══ Provided data ══
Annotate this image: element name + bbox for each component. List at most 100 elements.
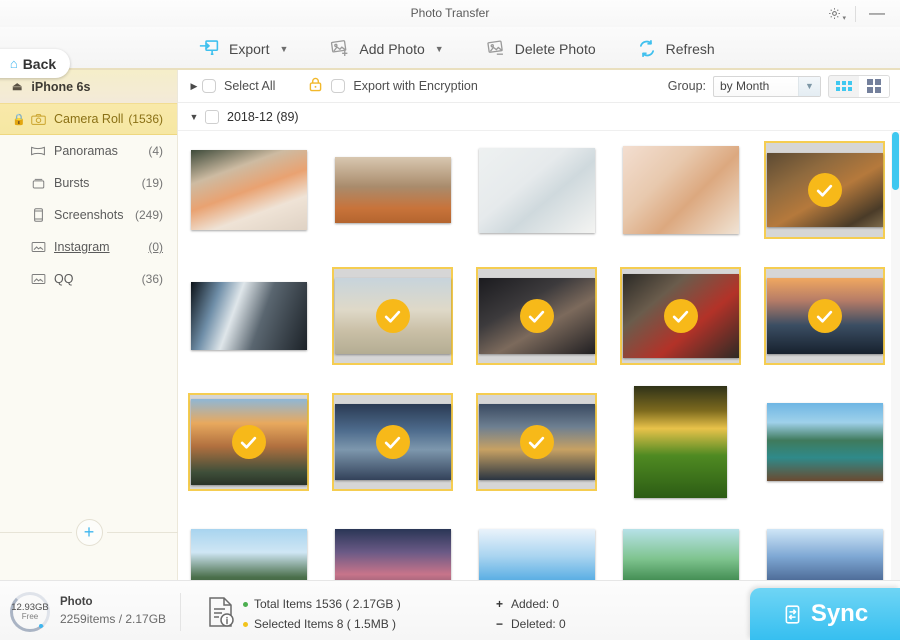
photo-thumbnail[interactable]	[479, 529, 595, 580]
plus-icon: +	[84, 523, 95, 541]
export-label: Export	[229, 41, 269, 57]
photo-cell[interactable]	[764, 393, 885, 491]
sync-button[interactable]: Sync	[750, 588, 900, 640]
document-info-icon	[207, 596, 235, 633]
add-album-button[interactable]: +	[76, 519, 103, 546]
photo-cell[interactable]	[620, 393, 741, 491]
selected-check-badge[interactable]	[664, 299, 698, 333]
delete-photo-icon	[484, 38, 507, 59]
vertical-scrollbar[interactable]	[891, 132, 900, 580]
photo-cell[interactable]	[620, 141, 741, 239]
deleted-row: − Deleted: 0	[496, 617, 566, 631]
chevron-down-icon: ▼	[435, 44, 444, 54]
back-button[interactable]: ⌂ Back	[0, 49, 70, 78]
photo-cell[interactable]	[620, 519, 741, 580]
photo-cell[interactable]	[476, 519, 597, 580]
settings-button[interactable]: ▾	[819, 2, 849, 26]
expand-all-icon[interactable]: ▶	[186, 81, 202, 92]
group-checkbox[interactable]	[205, 110, 219, 124]
sidebar-item-label: Instagram	[50, 240, 148, 254]
photo-cell[interactable]	[188, 519, 309, 580]
grid-small-icon	[836, 81, 852, 91]
add-photo-icon	[328, 38, 351, 59]
selected-items-label: Selected Items 8 ( 1.5MB )	[254, 617, 396, 631]
photo-thumbnail[interactable]	[191, 282, 307, 350]
sidebar-item-qq[interactable]: QQ (36)	[0, 263, 177, 295]
photo-thumbnail[interactable]	[623, 529, 739, 580]
photo-thumbnail[interactable]	[479, 148, 595, 233]
sidebar-item-count: (4)	[148, 144, 177, 158]
photo-cell[interactable]	[188, 393, 309, 491]
photo-cell[interactable]	[476, 267, 597, 365]
sidebar-item-bursts[interactable]: Bursts (19)	[0, 167, 177, 199]
sidebar-item-count: (19)	[142, 176, 177, 190]
view-small-button[interactable]	[829, 76, 859, 97]
select-all-checkbox[interactable]	[202, 79, 216, 93]
photo-thumbnail[interactable]	[191, 150, 307, 230]
refresh-button[interactable]: Refresh	[616, 27, 735, 70]
photo-cell[interactable]	[764, 267, 885, 365]
camera-icon	[26, 113, 50, 126]
scrollbar-thumb[interactable]	[892, 132, 899, 190]
home-icon: ⌂	[10, 57, 18, 70]
photo-grid-scroll[interactable]	[178, 132, 900, 580]
storage-dot	[39, 624, 43, 628]
photo-thumbnail[interactable]	[623, 146, 739, 234]
photo-thumbnail[interactable]	[767, 529, 883, 580]
photo-cell[interactable]	[332, 519, 453, 580]
device-name: iPhone 6s	[31, 80, 90, 94]
photo-cell[interactable]	[332, 141, 453, 239]
selected-check-badge[interactable]	[232, 425, 266, 459]
selected-check-badge[interactable]	[808, 173, 842, 207]
photo-cell[interactable]	[332, 393, 453, 491]
selected-check-badge[interactable]	[520, 299, 554, 333]
grid-large-icon	[867, 79, 881, 93]
group-header-row[interactable]: ▼ 2018-12 (89)	[178, 103, 900, 131]
check-icon	[239, 433, 258, 452]
export-encryption-checkbox[interactable]	[331, 79, 345, 93]
selected-check-badge[interactable]	[520, 425, 554, 459]
sidebar-item-screenshots[interactable]: Screenshots (249)	[0, 199, 177, 231]
add-photo-label: Add Photo	[359, 41, 424, 57]
group-header-label: 2018-12 (89)	[227, 110, 299, 124]
delete-photo-button[interactable]: Delete Photo	[464, 27, 616, 70]
collapse-group-icon[interactable]: ▼	[186, 112, 202, 122]
photo-thumbnail[interactable]	[335, 157, 451, 223]
sidebar-item-instagram[interactable]: Instagram (0)	[0, 231, 177, 263]
photo-thumbnail[interactable]	[335, 529, 451, 580]
photo-thumbnail[interactable]	[191, 529, 307, 580]
items-summary: Total Items 1536 ( 2.17GB ) Selected Ite…	[243, 597, 401, 637]
group-select[interactable]: by Month ▼	[713, 76, 821, 97]
photo-cell[interactable]	[764, 519, 885, 580]
selected-check-badge[interactable]	[808, 299, 842, 333]
photo-cell[interactable]	[188, 141, 309, 239]
total-items-dot	[243, 602, 248, 607]
sidebar-item-panoramas[interactable]: Panoramas (4)	[0, 135, 177, 167]
sidebar-item-label: Bursts	[50, 176, 142, 190]
photo-cell[interactable]	[476, 141, 597, 239]
selected-check-badge[interactable]	[376, 425, 410, 459]
view-toggle	[828, 75, 890, 98]
sidebar-item-label: Camera Roll	[50, 112, 128, 126]
export-button[interactable]: Export ▼	[178, 27, 308, 70]
lock-icon	[309, 77, 322, 95]
selection-toolbar: ▶ Select All Export with Encryption Grou…	[178, 70, 900, 103]
photo-thumbnail[interactable]	[634, 386, 727, 498]
sidebar-item-camera-roll[interactable]: 🔒 Camera Roll (1536)	[0, 103, 177, 135]
photo-cell[interactable]	[620, 267, 741, 365]
storage-value: 12.93GB	[11, 603, 49, 613]
photo-thumbnail[interactable]	[767, 403, 883, 481]
deleted-label: Deleted: 0	[511, 617, 566, 631]
minimize-button[interactable]: —	[862, 2, 892, 26]
photo-cell[interactable]	[332, 267, 453, 365]
view-large-button[interactable]	[859, 76, 889, 97]
photo-cell[interactable]	[764, 141, 885, 239]
photo-cell[interactable]	[188, 267, 309, 365]
check-icon	[383, 307, 402, 326]
photo-grid	[178, 132, 900, 580]
photo-cell[interactable]	[476, 393, 597, 491]
eject-icon: ⏏	[12, 80, 22, 93]
add-photo-button[interactable]: Add Photo ▼	[308, 27, 463, 70]
back-label: Back	[23, 56, 56, 72]
selected-check-badge[interactable]	[376, 299, 410, 333]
═══
Collect every line in the items above that contains the string "Deleted". Case counts, so match capital and lowercase letters.

deleted-row: − Deleted: 0	[496, 617, 566, 631]
deleted-label: Deleted: 0	[511, 617, 566, 631]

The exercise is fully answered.